Record excerpts:
########

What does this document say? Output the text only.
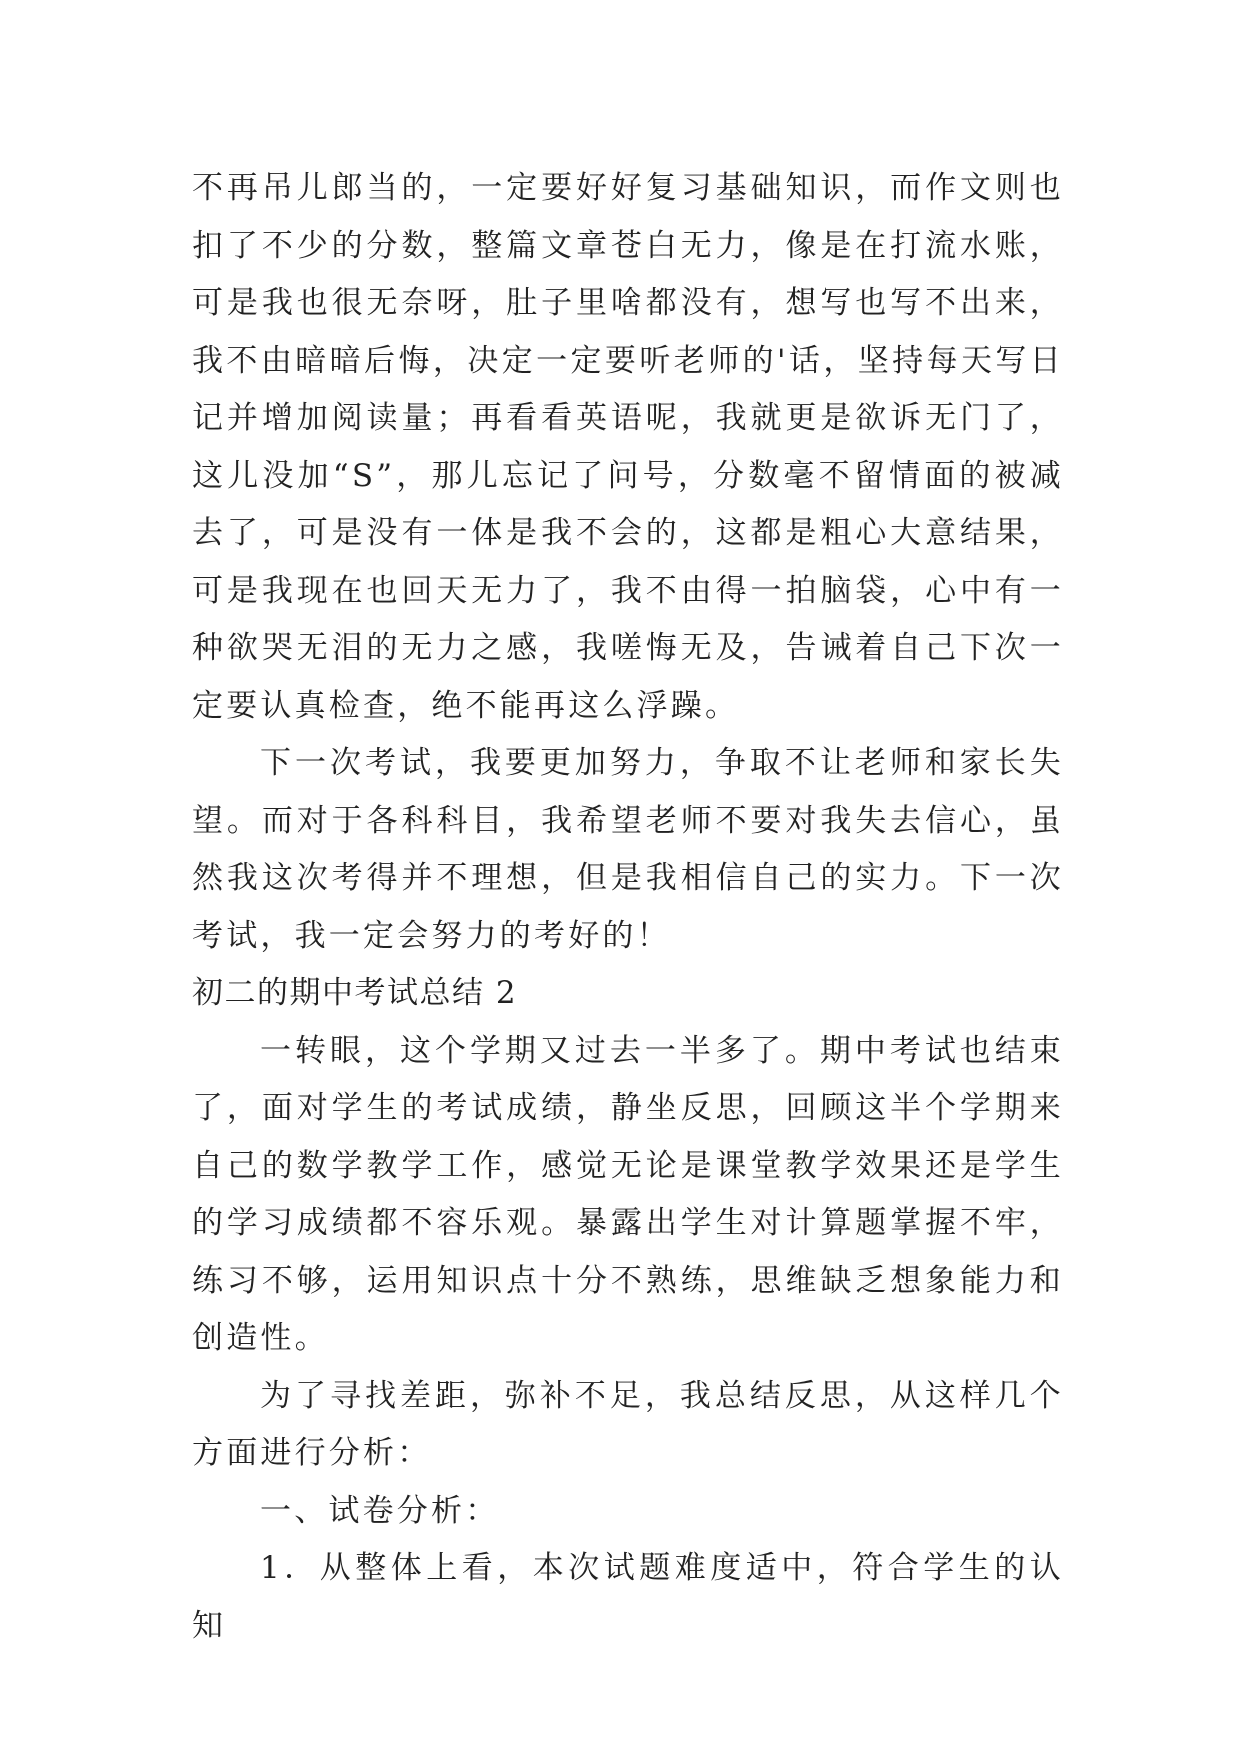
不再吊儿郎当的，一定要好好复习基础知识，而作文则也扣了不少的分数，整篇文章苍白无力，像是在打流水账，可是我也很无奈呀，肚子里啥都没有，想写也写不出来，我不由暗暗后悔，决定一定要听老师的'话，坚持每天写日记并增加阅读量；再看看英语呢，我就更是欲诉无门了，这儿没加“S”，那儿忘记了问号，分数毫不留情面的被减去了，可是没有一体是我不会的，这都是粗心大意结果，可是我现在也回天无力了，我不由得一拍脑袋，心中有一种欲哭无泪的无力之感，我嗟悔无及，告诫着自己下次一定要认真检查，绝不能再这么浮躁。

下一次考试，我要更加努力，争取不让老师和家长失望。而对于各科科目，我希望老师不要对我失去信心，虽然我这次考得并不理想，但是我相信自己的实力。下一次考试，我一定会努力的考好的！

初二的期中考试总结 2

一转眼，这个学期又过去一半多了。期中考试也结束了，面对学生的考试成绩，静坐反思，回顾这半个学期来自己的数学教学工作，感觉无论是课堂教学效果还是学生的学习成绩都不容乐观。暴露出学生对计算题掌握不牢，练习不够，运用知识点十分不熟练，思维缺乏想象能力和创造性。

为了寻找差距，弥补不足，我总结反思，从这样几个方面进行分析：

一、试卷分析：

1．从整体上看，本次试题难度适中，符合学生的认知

########

What to work on:
Each line in the records above should be reproduced exactly; images are not copied.

The answer:
What does this document say? Output the text only.
不再吊儿郎当的，一定要好好复习基础知识，而作文则也扣了不少的分数，整篇文章苍白无力，像是在打流水账，可是我也很无奈呀，肚子里啥都没有，想写也写不出来，我不由暗暗后悔，决定一定要听老师的'话，坚持每天写日记并增加阅读量；再看看英语呢，我就更是欲诉无门了，这儿没加“S”，那儿忘记了问号，分数毫不留情面的被减去了，可是没有一体是我不会的，这都是粗心大意结果，可是我现在也回天无力了，我不由得一拍脑袋，心中有一种欲哭无泪的无力之感，我嗟悔无及，告诫着自己下次一定要认真检查，绝不能再这么浮躁。

下一次考试，我要更加努力，争取不让老师和家长失望。而对于各科科目，我希望老师不要对我失去信心，虽然我这次考得并不理想，但是我相信自己的实力。下一次考试，我一定会努力的考好的！

初二的期中考试总结 2

一转眼，这个学期又过去一半多了。期中考试也结束了，面对学生的考试成绩，静坐反思，回顾这半个学期来自己的数学教学工作，感觉无论是课堂教学效果还是学生的学习成绩都不容乐观。暴露出学生对计算题掌握不牢，练习不够，运用知识点十分不熟练，思维缺乏想象能力和创造性。

为了寻找差距，弥补不足，我总结反思，从这样几个方面进行分析：

一、试卷分析：

1．从整体上看，本次试题难度适中，符合学生的认知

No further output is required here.